Comment faire du rock en 2014 ? Alex Turner croit qu’il n’y a pas trente-six façons, la sienne est la suivante : quand il récupère un prix à la Cérémonie des BRIT Awards, le chanteur des Arctic Monkeys fait l’éloge de l’astre volage qu’est le rock’n’roll avec l’insolence due à son rang et finit par briser son micro dans le délire général. C’est une question d’attitude.
De l’attitude ? De l’allure plutôt. Enfin peu importe, le 28 février dernier, quand les Frisky Kids sont finalement montés sur la scène de la Casa del Popolo, c’est de cette attitude ou de cette allure-là dont on souhaite parler. Mais avant cela il nous faut revenir au début du concert. Saluer la prestation du premier groupe, Myles From Home et les cheveux longs de son chanteur – car il faut le souligner, durant leur passage rien ne bouge dans la salle mis à part ses cheveux. La connexion entre les membres du groupe laisse en effet à désirer : peu de regards complices, un mur entre la scène et le public, l’énergie du chanteur ne peut décidemment compenser le morne des autres musiciens, pourtant qualifiés. Est-ce la faute au style entrepris ? (Du folk entre Glen Hansard et Mumford and sons). Quoi qu’il en soit, une séance de teambuilding s’impose !
Le second groupe à monter sur scène, Apache Kingdom, fait preuve d’une cohérence déjà bien plus visible, celle du style vestimentaire. Cela ne fait pas un pli : la coupe « Mile End », des barbes faussement mal taillées et des lunettes de circonstance, sans oublier les chemises en jean et des pantalons certainement un peu serrés. Ajoutez à cela que les deux chanteurs/guitaristes se ressemblent comme deux gouttes d’eau, le tableau est parfait ! Cela n’empêche, les deux telecasters sonnent admirablement et l’on reconnaît bien vite que les phrases musicales sont construites et réfléchies, un peu comme celles que l’on peut trouver chez Phoenix et consort. Le groupe va même pousser le côté branché jusqu’à utiliser un vocodeur « Korg », afin de modéliser avec style ses fins de morceaux. On pourrait arguer que tout cela manque d’âme, cela ne manque néanmoins pas d’unité si on les compare à leurs prédécesseurs !
Qu’on cesse de s’impatienter, l’âme est en route, et rien ne saurait l’arrêter. Les Frisky Kids montent en effet sur scène, sous les applaudissements nourris des connaisseurs et les regards curieux des novices. Et il y a de quoi susciter de la curiosité ! Figurez-vous trois hommes en noir, la dégaine des Blues Brothers, les mélodies quelque peu naïves des Beatles et l’énergie que peuvent avoir à revendre trois musiciens venus à Montréal dans l’unique but de « faire de la musique », vous avez les Frisky Kids : Matisse Gill, Cal Um, et Alexandre Parmentier. En fait, c’est peu dire que leur démarche est curieuse, elle est surprenante, frappante, ahurissante. Cognitivement, trois bonhommes habillés en chemise-cravate-veston noir et blanc venant chanter du rock, aujourd’hui, c’est impensable. Pour les novices dans la salle, c’est donc ce qu’on appelle communément une agréable surprise.

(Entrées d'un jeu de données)
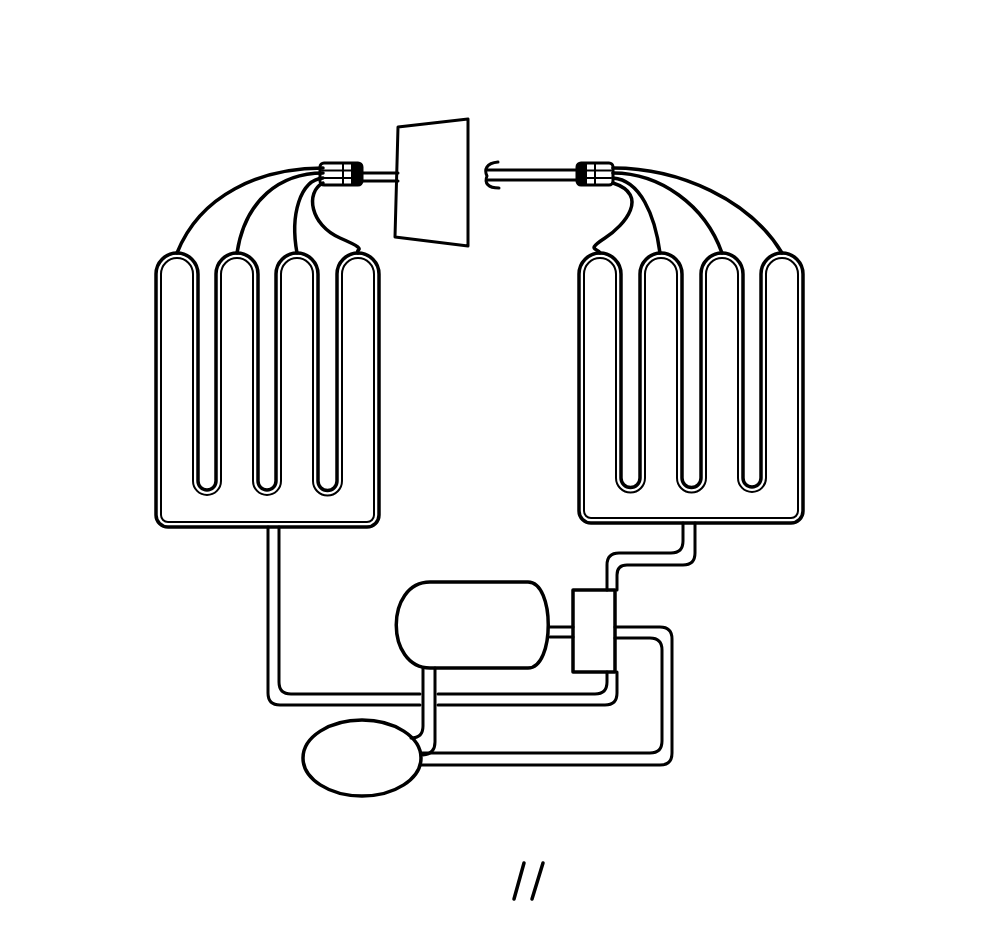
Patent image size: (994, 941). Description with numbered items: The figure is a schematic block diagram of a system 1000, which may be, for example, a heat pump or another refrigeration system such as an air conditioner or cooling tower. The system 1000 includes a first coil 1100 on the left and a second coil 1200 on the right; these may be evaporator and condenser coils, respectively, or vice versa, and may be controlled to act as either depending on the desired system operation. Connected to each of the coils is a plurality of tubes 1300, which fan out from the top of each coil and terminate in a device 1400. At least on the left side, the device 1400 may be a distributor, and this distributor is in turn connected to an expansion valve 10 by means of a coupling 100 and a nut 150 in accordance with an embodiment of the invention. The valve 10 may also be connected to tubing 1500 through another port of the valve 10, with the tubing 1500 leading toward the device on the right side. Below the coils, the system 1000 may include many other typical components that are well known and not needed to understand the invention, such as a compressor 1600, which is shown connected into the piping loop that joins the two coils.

The system 1000 is at (287, 51).
The expansion valve 10 is at (470, 120).
The coupling 100 is at (381, 170).
The nut 150 is at (350, 187).
The first coil 1100 is at (157, 423).
The second coil 1200 is at (803, 362).
The tubes 1300 is at (243, 181).
The device 1400 is at (347, 163).
The tubing 1500 is at (510, 167).
The compressor 1600 is at (457, 582).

Travail à faire:
1 > D'après le compte rendu de concert, comment s'appellent les trois membres des Frisky Kids ?
2 > Prolongez le compte rendu de concert en reprenant juste après sa dernière phrase.
Les enregistrements n'ont aucun rôle dans ce travail.

Réponses par exercice:
1 > Matisse Gill, Cal Um et Alexandre Parmentier.

2 >
Après des présentations rapides, le trio débute sa performance sur le titre « Metro Romance ». C’est un spectacle très prenant, et la Casa del Popolo se réchauffe rapidement sous l’effet des pieds et des mains du public. Les Frisky Kids délivrent des paroles badines entonnées avec entrain, à une, deux et parfois trois voix, quand ce n’est pas toute la foule qui les reprend. Les titres se suivent et ne se ressemblent pas, chacun d’eux valant néanmoins aux interprètes des grimaces et des transes tout à fait à propos. Si le bassiste et chanteur Matisse possède lui aussi des lunettes de circonstance, celles-ci volent bien vite à terre tant il est surexcité quand il joue. « All the girls » déclenche l’action. La toute nouvelle « On my way » sert, entre autres, de plat de résistance, et la singulière « Rooftops » clôt les festivités. L’allure dont on a pu parler plus haut se retrouve enfin, l’âme, l’énergie, la cohérence, tout est là ! Les Frisky Kids délivrent un véritable concert de rock, dans lequel on se sent happé, un de ces concerts où l’on commence par gentiment dodeliner de la tête en rythme et où l’on finit – sans s’en être aperçu – par danser comme le dernier des zigotos au milieu de la foule.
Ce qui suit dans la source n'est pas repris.